- Supplied data -
## START

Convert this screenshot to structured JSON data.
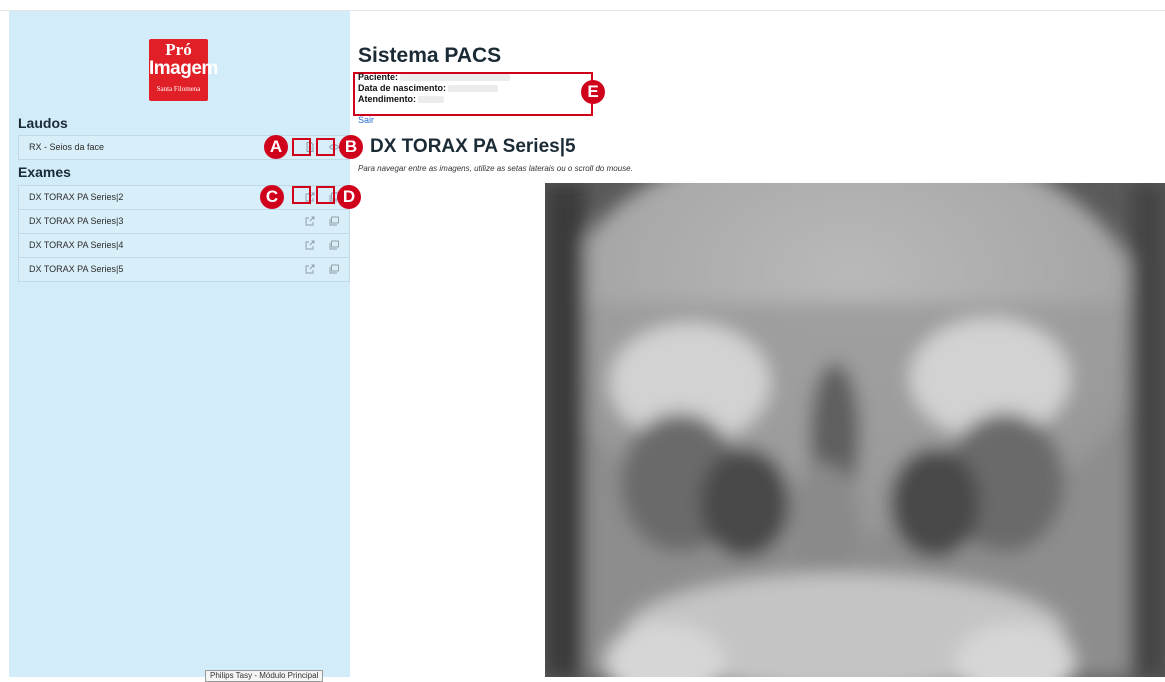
{
  "sidebar": {
    "logo": {
      "line1": "Pró",
      "line2": "Imagem",
      "line3": "Santa Filomena"
    },
    "laudos_title": "Laudos",
    "laudos": [
      {
        "label": "RX - Seios da face",
        "icons": [
          "document-icon",
          "eye-icon"
        ]
      }
    ],
    "exames_title": "Exames",
    "exames": [
      {
        "label": "DX TORAX PA Series|2"
      },
      {
        "label": "DX TORAX PA Series|3"
      },
      {
        "label": "DX TORAX PA Series|4"
      },
      {
        "label": "DX TORAX PA Series|5"
      }
    ],
    "exam_icons": [
      "external-link-icon",
      "images-icon"
    ],
    "tooltip": "Philips Tasy - Módulo Principal"
  },
  "main": {
    "title": "Sistema PACS",
    "patient": {
      "label_name": "Paciente:",
      "label_birth": "Data de nascimento:",
      "label_visit": "Atendimento:"
    },
    "logout": "Sair",
    "series_title": "DX TORAX PA Series|5",
    "hint": "Para navegar entre as imagens, utilize as setas laterais ou o scroll do mouse."
  },
  "annotations": {
    "a": "A",
    "b": "B",
    "c": "C",
    "d": "D",
    "e": "E"
  },
  "colors": {
    "sidebar_bg": "#d3ecf9",
    "accent_red": "#d0021b",
    "logo_red": "#e11f26",
    "link": "#2c6fd1"
  }
}
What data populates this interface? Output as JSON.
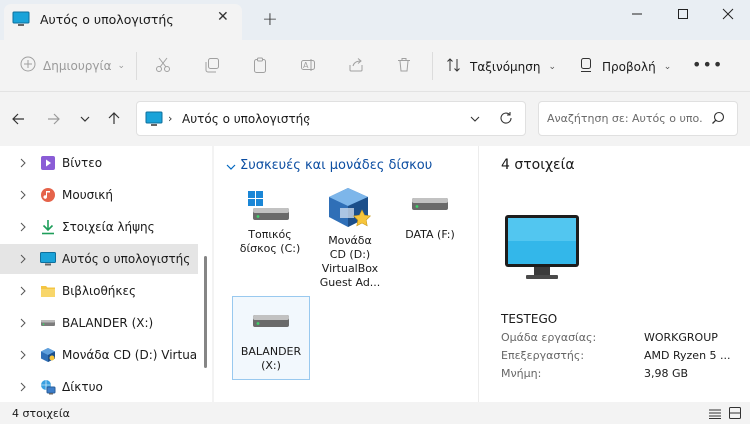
{
  "window": {
    "tab_title": "Αυτός ο υπολογιστής"
  },
  "toolbar": {
    "new_label": "Δημιουργία",
    "sort_label": "Ταξινόμηση",
    "view_label": "Προβολή"
  },
  "address": {
    "path": "Αυτός ο υπολογιστής",
    "search_placeholder": "Αναζήτηση σε: Αυτός ο υπο..."
  },
  "nav": {
    "items": [
      {
        "label": "Βίντεο",
        "icon": "video-icon"
      },
      {
        "label": "Μουσική",
        "icon": "music-icon"
      },
      {
        "label": "Στοιχεία λήψης",
        "icon": "downloads-icon"
      },
      {
        "label": "Αυτός ο υπολογιστής",
        "icon": "computer-icon",
        "selected": true
      },
      {
        "label": "Βιβλιοθήκες",
        "icon": "folder-icon"
      },
      {
        "label": "BALANDER (X:)",
        "icon": "drive-icon"
      },
      {
        "label": "Μονάδα CD (D:) VirtualBo",
        "icon": "virtualbox-icon"
      },
      {
        "label": "Δίκτυο",
        "icon": "network-icon"
      }
    ]
  },
  "content": {
    "group_title": "Συσκευές και μονάδες δίσκου",
    "drives": [
      {
        "label_lines": [
          "Τοπικός",
          "δίσκος (C:)"
        ],
        "icon": "windows-drive-icon"
      },
      {
        "label_lines": [
          "Μονάδα",
          "CD (D:)",
          "VirtualBox",
          "Guest Ad..."
        ],
        "icon": "virtualbox-cd-icon"
      },
      {
        "label_lines": [
          "DATA (F:)"
        ],
        "icon": "drive-icon"
      },
      {
        "label_lines": [
          "BALANDER",
          "(X:)"
        ],
        "icon": "drive-icon",
        "selected": true
      }
    ]
  },
  "details": {
    "count_title": "4 στοιχεία",
    "computer_name": "TESTEGO",
    "rows": [
      {
        "key": "Ομάδα εργασίας:",
        "value": "WORKGROUP"
      },
      {
        "key": "Επεξεργαστής:",
        "value": "AMD Ryzen 5 ..."
      },
      {
        "key": "Μνήμη:",
        "value": "3,98 GB"
      }
    ]
  },
  "status": {
    "count": "4 στοιχεία"
  },
  "colors": {
    "accent": "#0067c0",
    "title_bg": "#e9eef3"
  }
}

## END

- Exercise details -
From the entries above, copy each line holding "value".

- The solution -
        "value": "WORKGROUP"
        "value": "AMD Ryzen 5 ..."
        "value": "3,98 GB"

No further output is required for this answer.